**** SELECTED PASSAGE

On 9 January 1917, a day on which the world was changed forever, the military and civilian leaders of Imperial Germany met with the Kaiser at the Castle of Pless near the Polish frontier. Ludendorff and the chief of the German Naval General Staff, Admiral Henning von Holtzendorf, had persuaded Hindenburg that the time was right, and dictated by necessity, for Germany to initiate a policy of unrestricted submarine warfare against all ships, neutral along with belligerent, in the war zone the Germans had declared around the British Isles. Unrestricted meant that ships would be torpedoed without warning and no effort would be made to rescue survivors. Everyone understood that this policy would in all likelihood bring the United States into the war on the Allied side.

 

Field Marshal Paul von Hindenburg (left), Kaiser Wilhelm II (middle), and General Erich Ludendorff (right) plan the last great German offensives of the war that they hope will secure victory before the United States can send a trained army to Europe. By 1917 the Kaiser had little influence over the strategy and operations of his armies and appeared in this photo to show the German public that their Kaiser was still a warlord, which, in reality, he no longer was. It was Ludendorff who decided the strategy and policy of the German state with Hindenburg as the respected aristocratic visage behind whom he ruled as a prototype for the Nazi regime to come. Ludendorff respected only naked state power backed up by military success. He had overseen a revolution in German infantry tactics that would take German armies to the gates of Petrograd, Venice, and Paris and set the stage for the blitzkrieg tactics of the next war.

********
**** ITEMS

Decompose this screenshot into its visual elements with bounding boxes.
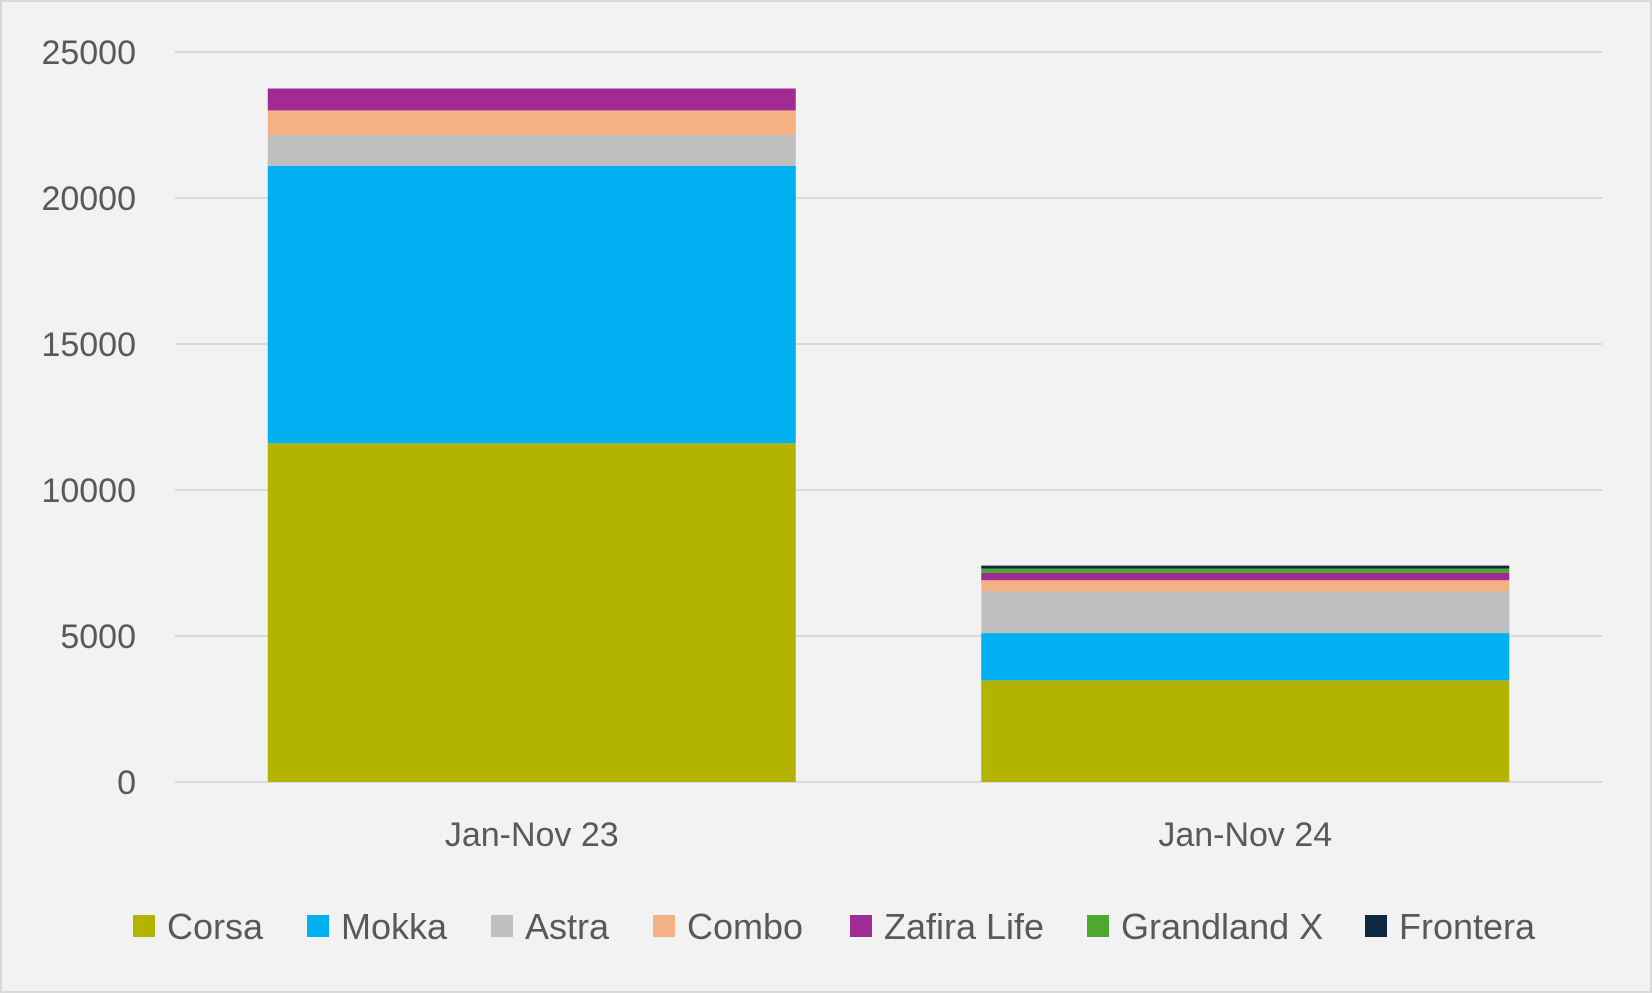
legend-swatch <box>1087 915 1109 937</box>
legend-item-astra: Astra <box>491 906 610 947</box>
bar-segment-astra <box>981 591 1510 634</box>
legend-label: Combo <box>687 906 803 947</box>
bar-segment-combo <box>981 580 1510 592</box>
legend-item-combo: Combo <box>653 906 803 947</box>
legend: Corsa Mokka Astra Combo Zafira Life Grandland… <box>133 906 1536 947</box>
legend-label: Grandland X <box>1121 906 1323 947</box>
y-tick-label: 25000 <box>41 34 136 72</box>
y-tick-label: 15000 <box>41 326 136 364</box>
legend-swatch <box>653 915 675 937</box>
legend-label: Corsa <box>167 906 264 947</box>
legend-item-zafira-life: Zafira Life <box>850 906 1044 947</box>
legend-label: Zafira Life <box>884 906 1044 947</box>
legend-label: Mokka <box>341 906 448 947</box>
legend-item-corsa: Corsa <box>133 906 264 947</box>
bar-segment-mokka <box>267 165 796 444</box>
legend-item-frontera: Frontera <box>1365 906 1536 947</box>
x-axis-tick-labels: Jan-Nov 23 Jan-Nov 24 <box>445 816 1332 854</box>
legend-swatch <box>850 915 872 937</box>
y-tick-label: 10000 <box>41 472 136 510</box>
y-tick-label: 0 <box>117 764 136 802</box>
bars <box>267 88 1510 782</box>
x-tick-label: Jan-Nov 23 <box>445 816 619 854</box>
bar-segment-mokka <box>981 633 1510 681</box>
legend-swatch <box>133 915 155 937</box>
bar-segment-frontera <box>981 565 1510 569</box>
bar-segment-corsa <box>981 680 1510 782</box>
y-axis-tick-labels: 0 5000 10000 15000 20000 25000 <box>41 34 136 802</box>
y-tick-label: 20000 <box>41 180 136 218</box>
bar-segment-astra <box>267 135 796 166</box>
bar-segment-zafira-life <box>267 88 796 111</box>
bar-segment-combo <box>267 110 796 136</box>
bar-segment-corsa <box>267 443 796 782</box>
x-tick-label: Jan-Nov 24 <box>1158 816 1332 854</box>
legend-swatch <box>307 915 329 937</box>
legend-swatch <box>491 915 513 937</box>
bar-segment-grandland-x <box>981 568 1510 573</box>
legend-item-mokka: Mokka <box>307 906 448 947</box>
legend-label: Astra <box>525 906 610 947</box>
legend-item-grandland-x: Grandland X <box>1087 906 1323 947</box>
y-tick-label: 5000 <box>60 618 136 656</box>
legend-label: Frontera <box>1399 906 1536 947</box>
legend-swatch <box>1365 915 1387 937</box>
bar-segment-zafira-life <box>981 572 1510 581</box>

********

**EXERCISE**
Say whether each statement agrees with the passage on Germany's 1917 submarine decision, answering yes or no and quoting the text's deciding words.
1. The meeting at the Castle of Pless took place on 9 January 1917.
2. Under the unrestricted policy, ships would be warned before being torpedoed.
3. By 1917 the Kaiser directed the strategy and operations of his armies.
The records aren't needed here.

**SOLUTION BELOW**
1. Yes: "On 9 January 1917"
2. No: "ships would be torpedoed without warning"
3. No: "By 1917 the Kaiser had little influence over the strategy and operations of his armies"